→ **TEXTAUSZUG**
# # # #
Die Mitarbeiter der Telefonseelsorge sprechen mit den Anrufern vor allem über die Gefühle, die diese Ängste bei ihnen auslösen. „Was wäre das Schlimmste, was passieren könnte?“, ist hierbei eine Schlüsselfrage. „Wir neigen dazu, das zu verdrängen, was uns Angst macht“, sagt Stefan Jooß. Das führe zu einem Gefühl der Ohnmacht – und häufig auch zu körperlichen Beschwerden. „Sobald jemand aber ausspricht, wovor er sich wirklich fürchtet, konfrontiert er sich selbst damit“, sagt Jooß. Der Vorteil, wenn man diese tiefsten Ängste einem Telefonseelsorger mitteilt: „Da ist jemand da, der das aushält. Der die Angst nicht einfach verdrängt oder wenig hilfreiche Ratschläge gibt.“ Jemand, der dabeibleibt, der sich nicht wegduckt, der nachfragt, was an diesem hässlichen Gefühl das Hässlichste ist. „Dadurch entweicht der Druck, unter dem die Menschen stehen“, so beschreibt es Jooß. Und es entsteht wieder Freiraum für klare Gedanken. Dann fällt dem Kleinunternehmer beispielsweise ein, dass es da noch eine Erbschaft oder Rücklagen gibt, die er eigentlich anders verwenden wollte, die ihm jetzt aber helfen können.
Stefan Jooß ist stellvertretender Leiter der evangelischen Telefonseelsorge Stuttgart.
Foto: Pressebild/ Martin Stollberg
Verhalten sich die Anrufer zurzeit aggressiver? Nein, das sei „eher so wie immer“, berichtet Stefan Joos. Es könne vorkommen, „dass jemand anruft und erstmal eine halbe Stunde lang ins Telefon hineinschreit – um dann festzustellen, dass die bei der Telefonseelsorge auch nicht besser sind als alle anderen und den Hörer aufknallt.“ Keine leichte Situation für die Mitarbeiter. Aber sie sind für solche Fälle geschult. „Wir wissen, dass die Anrufer ihre Energiedepots wieder auffüllen, wenn solche Sätze fallen“, sagt Stefan Jooß. Und das könne für den Anrufer hilfreich sein, auch wenn es für die Mitarbeiter schwierig ist. Die atmen nach einem solchen Gespräch erst einmal durch, machen eine Pause oder sprechen mit einer Kollegin, um wieder klar zu sehen.
# # # #
→ **GEGEBENE DATEN**
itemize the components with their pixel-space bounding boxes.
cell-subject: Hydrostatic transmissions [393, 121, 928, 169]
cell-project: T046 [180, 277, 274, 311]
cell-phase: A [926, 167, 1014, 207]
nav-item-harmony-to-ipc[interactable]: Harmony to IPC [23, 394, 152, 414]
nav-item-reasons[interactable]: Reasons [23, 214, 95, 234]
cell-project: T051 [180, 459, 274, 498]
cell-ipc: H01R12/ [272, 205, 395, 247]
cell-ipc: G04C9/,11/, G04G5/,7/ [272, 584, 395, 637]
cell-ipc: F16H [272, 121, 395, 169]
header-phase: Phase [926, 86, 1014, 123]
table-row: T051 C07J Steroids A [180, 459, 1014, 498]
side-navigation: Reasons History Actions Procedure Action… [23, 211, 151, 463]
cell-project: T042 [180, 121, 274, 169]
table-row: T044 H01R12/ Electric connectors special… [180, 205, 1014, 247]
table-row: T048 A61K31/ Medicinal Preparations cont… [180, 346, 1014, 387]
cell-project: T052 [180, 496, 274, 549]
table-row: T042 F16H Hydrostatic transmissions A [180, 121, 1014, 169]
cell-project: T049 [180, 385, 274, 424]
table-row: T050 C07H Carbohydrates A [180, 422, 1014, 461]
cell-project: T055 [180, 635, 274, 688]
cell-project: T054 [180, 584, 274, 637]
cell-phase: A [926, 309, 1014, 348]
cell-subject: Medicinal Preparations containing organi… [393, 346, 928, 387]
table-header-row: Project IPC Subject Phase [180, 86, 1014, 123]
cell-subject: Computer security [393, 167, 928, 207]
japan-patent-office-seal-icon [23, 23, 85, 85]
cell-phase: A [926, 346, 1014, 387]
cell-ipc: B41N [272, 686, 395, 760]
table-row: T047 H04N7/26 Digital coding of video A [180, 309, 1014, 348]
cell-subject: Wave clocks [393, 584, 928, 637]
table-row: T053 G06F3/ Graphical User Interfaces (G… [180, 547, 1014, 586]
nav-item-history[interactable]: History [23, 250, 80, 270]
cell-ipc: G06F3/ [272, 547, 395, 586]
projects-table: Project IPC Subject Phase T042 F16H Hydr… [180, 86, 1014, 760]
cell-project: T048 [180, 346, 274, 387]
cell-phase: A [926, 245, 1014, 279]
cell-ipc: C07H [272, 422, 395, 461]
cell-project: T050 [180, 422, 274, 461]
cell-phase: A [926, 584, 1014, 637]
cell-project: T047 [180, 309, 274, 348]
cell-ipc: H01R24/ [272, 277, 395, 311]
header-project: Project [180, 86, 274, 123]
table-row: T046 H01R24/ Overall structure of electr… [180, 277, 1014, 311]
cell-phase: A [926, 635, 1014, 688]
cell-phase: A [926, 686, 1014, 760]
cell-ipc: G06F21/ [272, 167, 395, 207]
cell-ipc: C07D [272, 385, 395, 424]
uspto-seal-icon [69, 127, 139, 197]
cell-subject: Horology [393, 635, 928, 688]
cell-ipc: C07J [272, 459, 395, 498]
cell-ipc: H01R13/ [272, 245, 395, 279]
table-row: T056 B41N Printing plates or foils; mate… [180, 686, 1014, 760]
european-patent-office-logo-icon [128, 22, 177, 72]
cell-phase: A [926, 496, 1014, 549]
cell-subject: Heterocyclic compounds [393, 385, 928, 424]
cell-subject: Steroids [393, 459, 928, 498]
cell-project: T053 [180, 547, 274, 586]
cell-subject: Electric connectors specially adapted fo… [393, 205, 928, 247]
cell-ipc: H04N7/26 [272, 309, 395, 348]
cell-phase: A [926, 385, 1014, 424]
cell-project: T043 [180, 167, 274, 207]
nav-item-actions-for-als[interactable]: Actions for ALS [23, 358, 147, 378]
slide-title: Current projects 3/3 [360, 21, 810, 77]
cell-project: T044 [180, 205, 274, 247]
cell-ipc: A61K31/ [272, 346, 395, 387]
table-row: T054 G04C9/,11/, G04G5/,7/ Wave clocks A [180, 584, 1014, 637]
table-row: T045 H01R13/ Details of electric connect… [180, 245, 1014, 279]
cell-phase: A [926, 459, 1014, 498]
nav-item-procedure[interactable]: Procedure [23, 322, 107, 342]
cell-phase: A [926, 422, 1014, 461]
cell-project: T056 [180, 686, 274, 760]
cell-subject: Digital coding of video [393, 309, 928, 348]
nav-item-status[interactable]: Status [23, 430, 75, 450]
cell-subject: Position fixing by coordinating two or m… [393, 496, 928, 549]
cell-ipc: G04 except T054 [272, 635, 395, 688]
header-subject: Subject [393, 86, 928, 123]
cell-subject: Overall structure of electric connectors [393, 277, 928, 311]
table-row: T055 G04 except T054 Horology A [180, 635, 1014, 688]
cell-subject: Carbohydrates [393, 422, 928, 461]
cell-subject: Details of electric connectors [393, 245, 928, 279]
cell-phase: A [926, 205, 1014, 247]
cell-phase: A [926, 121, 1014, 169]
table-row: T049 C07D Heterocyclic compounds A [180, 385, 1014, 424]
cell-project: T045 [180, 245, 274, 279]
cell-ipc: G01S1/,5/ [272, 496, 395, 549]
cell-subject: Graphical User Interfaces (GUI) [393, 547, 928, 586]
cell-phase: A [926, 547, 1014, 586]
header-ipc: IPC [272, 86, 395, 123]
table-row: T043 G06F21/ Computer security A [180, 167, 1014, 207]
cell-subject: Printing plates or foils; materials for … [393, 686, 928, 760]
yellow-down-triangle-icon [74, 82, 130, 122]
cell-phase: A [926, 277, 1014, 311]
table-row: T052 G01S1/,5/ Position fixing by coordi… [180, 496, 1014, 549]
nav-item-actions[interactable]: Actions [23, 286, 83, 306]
# # # #
→ **AUFGABENSTELLUNG**
Führen Sie den Textauszug über die Telefonseelsorge nach seinem letzten Satz weiter. Die Einträge werden hier nicht gebraucht.

→ **ERGEBNIS**
Seelsorge - Es ist immer jemand da
Neben den Anrufern, die sich wegen Corona Sorgen machen, gibt es aber auch viele, die mit sich selbst Probleme haben oder gerade in einer schwierigen Lebensphase stecken. Angst, Depression, Einsam-keit, Umgang mit eigener Schuld – alles ist dabei. Die Angst vor Corona kann diese Themen verschär-fen. Darüber hinaus gibt es auch viele, die regelmäßig anrufen, einmal in der Woche oder täglich. Sie machen, wie alle Anrufer, die Erfahrung, dass ihnen jemand eine halbe bis dreiviertel Stunde zuhört. „Und das tut einfach gut“, sagt Stefan Jooß. Auch in stabilen Verhältnissen erlebe man das eher selten. „Die Leute melden uns zurück, dass ein solches Gespräch für sie ist, als würde für einen Moment die Sonne aufgehen.“ Das sei wie der Besuch bei einem guten Arzt: „Nach einem Gespräch mit ihm fühlt man sich schon gesünder, obwohl man noch gar keine Medikamente eingenommen hat“, beschreibt Jooß das Phänomen.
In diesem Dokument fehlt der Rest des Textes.